● **Instructions for the task**: All entries below are to be set down again, identical to the source.
═══ Dataset excerpts
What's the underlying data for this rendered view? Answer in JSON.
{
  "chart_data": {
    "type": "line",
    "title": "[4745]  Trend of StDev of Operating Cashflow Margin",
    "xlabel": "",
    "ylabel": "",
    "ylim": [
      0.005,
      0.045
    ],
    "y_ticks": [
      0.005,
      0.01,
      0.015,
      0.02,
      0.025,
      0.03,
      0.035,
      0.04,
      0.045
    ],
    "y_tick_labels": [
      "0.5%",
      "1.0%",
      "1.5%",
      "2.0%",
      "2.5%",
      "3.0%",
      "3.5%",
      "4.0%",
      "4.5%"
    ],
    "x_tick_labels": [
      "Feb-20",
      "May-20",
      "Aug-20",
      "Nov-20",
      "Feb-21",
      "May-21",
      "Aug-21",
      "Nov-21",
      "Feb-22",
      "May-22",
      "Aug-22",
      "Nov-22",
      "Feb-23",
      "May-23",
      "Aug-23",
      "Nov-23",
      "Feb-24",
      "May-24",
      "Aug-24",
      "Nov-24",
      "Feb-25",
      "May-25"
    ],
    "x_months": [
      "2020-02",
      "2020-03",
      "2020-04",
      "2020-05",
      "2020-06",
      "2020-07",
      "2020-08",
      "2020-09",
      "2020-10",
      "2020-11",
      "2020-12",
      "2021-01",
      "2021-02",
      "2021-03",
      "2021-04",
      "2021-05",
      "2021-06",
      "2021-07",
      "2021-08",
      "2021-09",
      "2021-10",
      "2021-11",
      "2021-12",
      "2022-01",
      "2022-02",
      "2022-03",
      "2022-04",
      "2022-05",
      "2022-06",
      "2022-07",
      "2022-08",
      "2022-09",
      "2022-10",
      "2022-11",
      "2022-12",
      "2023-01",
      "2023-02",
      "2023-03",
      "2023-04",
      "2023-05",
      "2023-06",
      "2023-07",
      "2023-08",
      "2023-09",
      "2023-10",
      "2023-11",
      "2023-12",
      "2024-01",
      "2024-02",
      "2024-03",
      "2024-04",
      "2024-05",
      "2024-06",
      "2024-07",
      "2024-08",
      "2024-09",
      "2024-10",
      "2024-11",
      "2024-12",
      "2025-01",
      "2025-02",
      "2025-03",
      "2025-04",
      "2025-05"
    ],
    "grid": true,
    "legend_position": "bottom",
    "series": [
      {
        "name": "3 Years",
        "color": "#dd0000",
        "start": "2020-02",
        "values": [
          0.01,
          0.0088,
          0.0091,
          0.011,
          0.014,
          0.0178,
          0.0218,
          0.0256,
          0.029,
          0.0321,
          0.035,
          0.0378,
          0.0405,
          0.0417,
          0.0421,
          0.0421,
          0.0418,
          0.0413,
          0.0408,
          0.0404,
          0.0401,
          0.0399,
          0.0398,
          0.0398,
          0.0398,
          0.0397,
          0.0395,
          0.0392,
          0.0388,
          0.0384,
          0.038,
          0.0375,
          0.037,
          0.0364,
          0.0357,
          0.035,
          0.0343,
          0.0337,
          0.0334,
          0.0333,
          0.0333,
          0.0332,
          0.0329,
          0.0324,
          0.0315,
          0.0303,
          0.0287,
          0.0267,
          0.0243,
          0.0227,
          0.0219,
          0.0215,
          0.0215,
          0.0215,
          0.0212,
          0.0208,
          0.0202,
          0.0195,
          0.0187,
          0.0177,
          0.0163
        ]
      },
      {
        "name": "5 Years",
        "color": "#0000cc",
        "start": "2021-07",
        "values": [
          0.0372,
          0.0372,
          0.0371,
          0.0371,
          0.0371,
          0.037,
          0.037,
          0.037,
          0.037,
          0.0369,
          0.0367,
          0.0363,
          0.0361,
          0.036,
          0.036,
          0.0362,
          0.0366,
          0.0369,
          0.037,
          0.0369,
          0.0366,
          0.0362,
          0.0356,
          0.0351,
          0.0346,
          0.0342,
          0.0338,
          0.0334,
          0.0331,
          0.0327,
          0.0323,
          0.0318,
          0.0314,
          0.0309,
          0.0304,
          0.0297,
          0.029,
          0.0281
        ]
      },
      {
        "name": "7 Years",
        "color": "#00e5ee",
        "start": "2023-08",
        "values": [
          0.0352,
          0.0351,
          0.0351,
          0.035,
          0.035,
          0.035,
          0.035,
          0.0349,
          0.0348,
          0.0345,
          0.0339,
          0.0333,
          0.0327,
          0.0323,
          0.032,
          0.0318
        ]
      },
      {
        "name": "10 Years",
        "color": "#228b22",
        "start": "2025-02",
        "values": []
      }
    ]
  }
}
══════
● **Result of the task**:
What's the underlying data for this rendered view? Answer in JSON.
{
  "chart_data": {
    "type": "line",
    "title": "[4745]  Trend of StDev of Operating Cashflow Margin",
    "xlabel": "",
    "ylabel": "",
    "ylim": [
      0.005,
      0.045
    ],
    "y_ticks": [
      0.005,
      0.01,
      0.015,
      0.02,
      0.025,
      0.03,
      0.035,
      0.04,
      0.045
    ],
    "y_tick_labels": [
      "0.5%",
      "1.0%",
      "1.5%",
      "2.0%",
      "2.5%",
      "3.0%",
      "3.5%",
      "4.0%",
      "4.5%"
    ],
    "x_tick_labels": [
      "Feb-20",
      "May-20",
      "Aug-20",
      "Nov-20",
      "Feb-21",
      "May-21",
      "Aug-21",
      "Nov-21",
      "Feb-22",
      "May-22",
      "Aug-22",
      "Nov-22",
      "Feb-23",
      "May-23",
      "Aug-23",
      "Nov-23",
      "Feb-24",
      "May-24",
      "Aug-24",
      "Nov-24",
      "Feb-25",
      "May-25"
    ],
    "x_months": [
      "2020-02",
      "2020-03",
      "2020-04",
      "2020-05",
      "2020-06",
      "2020-07",
      "2020-08",
      "2020-09",
      "2020-10",
      "2020-11",
      "2020-12",
      "2021-01",
      "2021-02",
      "2021-03",
      "2021-04",
      "2021-05",
      "2021-06",
      "2021-07",
      "2021-08",
      "2021-09",
      "2021-10",
      "2021-11",
      "2021-12",
      "2022-01",
      "2022-02",
      "2022-03",
      "2022-04",
      "2022-05",
      "2022-06",
      "2022-07",
      "2022-08",
      "2022-09",
      "2022-10",
      "2022-11",
      "2022-12",
      "2023-01",
      "2023-02",
      "2023-03",
      "2023-04",
      "2023-05",
      "2023-06",
      "2023-07",
      "2023-08",
      "2023-09",
      "2023-10",
      "2023-11",
      "2023-12",
      "2024-01",
      "2024-02",
      "2024-03",
      "2024-04",
      "2024-05",
      "2024-06",
      "2024-07",
      "2024-08",
      "2024-09",
      "2024-10",
      "2024-11",
      "2024-12",
      "2025-01",
      "2025-02",
      "2025-03",
      "2025-04",
      "2025-05"
    ],
    "grid": true,
    "legend_position": "bottom",
    "series": [
      {
        "name": "3 Years",
        "color": "#dd0000",
        "start": "2020-02",
        "values": [
          0.01,
          0.0088,
          0.0091,
          0.011,
          0.014,
          0.0178,
          0.0218,
          0.0256,
          0.029,
          0.0321,
          0.035,
          0.0378,
          0.0405,
          0.0417,
          0.0421,
          0.0421,
          0.0418,
          0.0413,
          0.0408,
          0.0404,
          0.0401,
          0.0399,
          0.0398,
          0.0398,
          0.0398,
          0.0397,
          0.0395,
          0.0392,
          0.0388,
          0.0384,
          0.038,
          0.0375,
          0.037,
          0.0364,
          0.0357,
          0.035,
          0.0343,
          0.0337,
          0.0334,
          0.0333,
          0.0333,
          0.0332,
          0.0329,
          0.0324,
          0.0315,
          0.0303,
          0.0287,
          0.0267,
          0.0243,
          0.0227,
          0.0219,
          0.0215,
          0.0215,
          0.0215,
          0.0212,
          0.0208,
          0.0202,
          0.0195,
          0.0187,
          0.0177,
          0.0163
        ]
      },
      {
        "name": "5 Years",
        "color": "#0000cc",
        "start": "2021-07",
        "values": [
          0.0372,
          0.0372,
          0.0371,
          0.0371,
          0.0371,
          0.037,
          0.037,
          0.037,
          0.037,
          0.0369,
          0.0367,
          0.0363,
          0.0361,
          0.036,
          0.036,
          0.0362,
          0.0366,
          0.0369,
          0.037,
          0.0369,
          0.0366,
          0.0362,
          0.0356,
          0.0351,
          0.0346,
          0.0342,
          0.0338,
          0.0334,
          0.0331,
          0.0327,
          0.0323,
          0.0318,
          0.0314,
          0.0309,
          0.0304,
          0.0297,
          0.029,
          0.0281
        ]
      },
      {
        "name": "7 Years",
        "color": "#00e5ee",
        "start": "2023-08",
        "values": [
          0.0352,
          0.0351,
          0.0351,
          0.035,
          0.035,
          0.035,
          0.035,
          0.0349,
          0.0348,
          0.0345,
          0.0339,
          0.0333,
          0.0327,
          0.0323,
          0.032,
          0.0318
        ]
      },
      {
        "name": "10 Years",
        "color": "#228b22",
        "start": "2025-02",
        "values": []
      }
    ]
  }
}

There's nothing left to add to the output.